[Work instructions] Transcribe every line exactly and omit anything that is a picture.

[Data excerpts]
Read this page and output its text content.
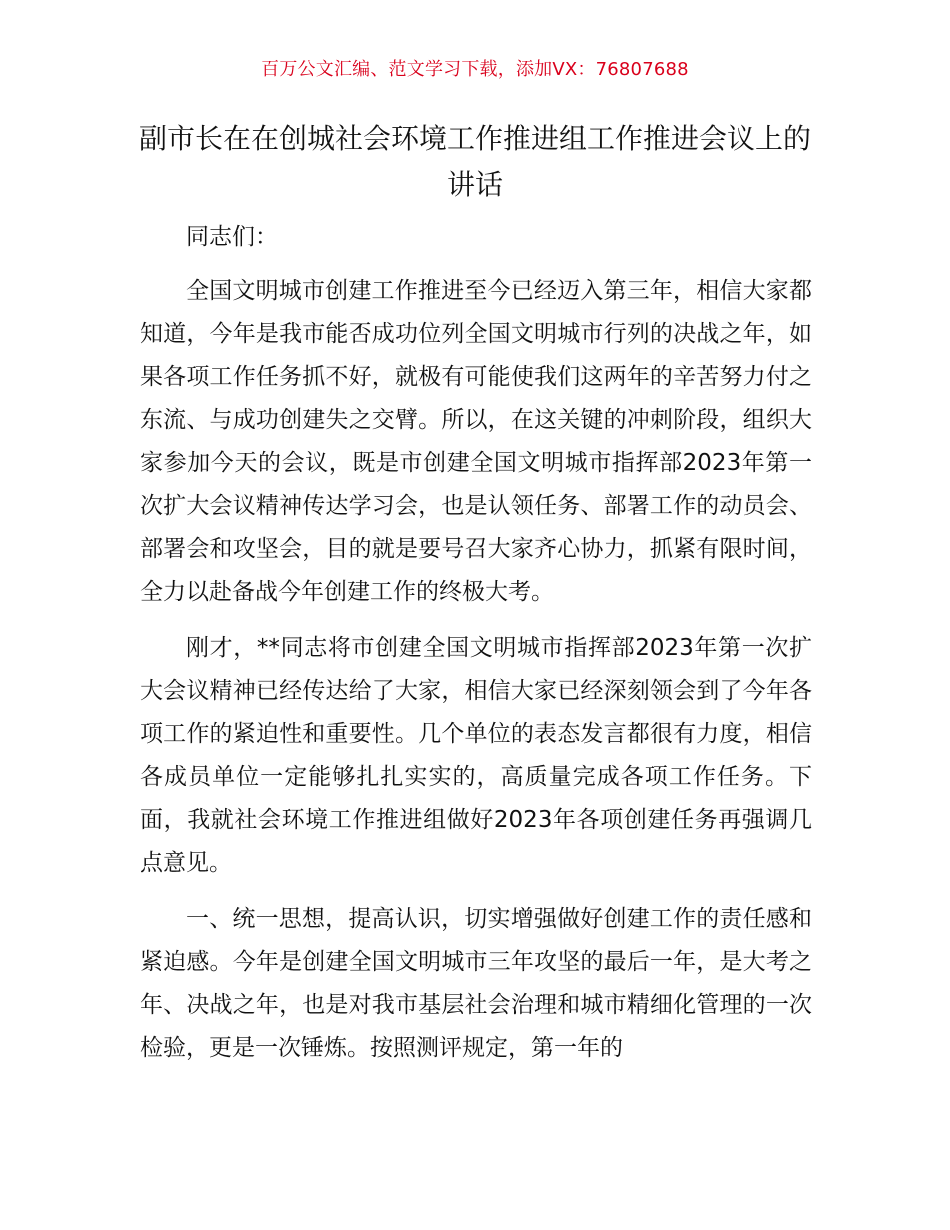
百万公文汇编、范文学习下载，添加VX：76807688
副市长在在创城社会环境工作推进组工作推进会议上的讲话

同志们：

全国文明城市创建工作推进至今已经迈入第三年，相信大家都知道，今年是我市能否成功位列全国文明城市行列的决战之年，如果各项工作任务抓不好，就极有可能使我们这两年的辛苦努力付之东流、与成功创建失之交臂。所以，在这关键的冲刺阶段，组织大家参加今天的会议，既是市创建全国文明城市指挥部2023年第一次扩大会议精神传达学习会，也是认领任务、部署工作的动员会、部署会和攻坚会，目的就是要号召大家齐心协力，抓紧有限时间，全力以赴备战今年创建工作的终极大考。

刚才，**同志将市创建全国文明城市指挥部2023年第一次扩大会议精神已经传达给了大家，相信大家已经深刻领会到了今年各项工作的紧迫性和重要性。几个单位的表态发言都很有力度，相信各成员单位一定能够扎扎实实的，高质量完成各项工作任务。下面，我就社会环境工作推进组做好2023年各项创建任务再强调几点意见。

一、统一思想，提高认识，切实增强做好创建工作的责任感和紧迫感。今年是创建全国文明城市三年攻坚的最后一年，是大考之年、决战之年，也是对我市基层社会治理和城市精细化管理的一次检验，更是一次锤炼。按照测评规定，第一年的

[Written response]
Read this page and output its text content.
百万公文汇编、范文学习下载，添加VX：76807688
副市长在在创城社会环境工作推进组工作推进会议上的讲话

同志们：

全国文明城市创建工作推进至今已经迈入第三年，相信大家都知道，今年是我市能否成功位列全国文明城市行列的决战之年，如果各项工作任务抓不好，就极有可能使我们这两年的辛苦努力付之东流、与成功创建失之交臂。所以，在这关键的冲刺阶段，组织大家参加今天的会议，既是市创建全国文明城市指挥部2023年第一次扩大会议精神传达学习会，也是认领任务、部署工作的动员会、部署会和攻坚会，目的就是要号召大家齐心协力，抓紧有限时间，全力以赴备战今年创建工作的终极大考。

刚才，**同志将市创建全国文明城市指挥部2023年第一次扩大会议精神已经传达给了大家，相信大家已经深刻领会到了今年各项工作的紧迫性和重要性。几个单位的表态发言都很有力度，相信各成员单位一定能够扎扎实实的，高质量完成各项工作任务。下面，我就社会环境工作推进组做好2023年各项创建任务再强调几点意见。

一、统一思想，提高认识，切实增强做好创建工作的责任感和紧迫感。今年是创建全国文明城市三年攻坚的最后一年，是大考之年、决战之年，也是对我市基层社会治理和城市精细化管理的一次检验，更是一次锤炼。按照测评规定，第一年的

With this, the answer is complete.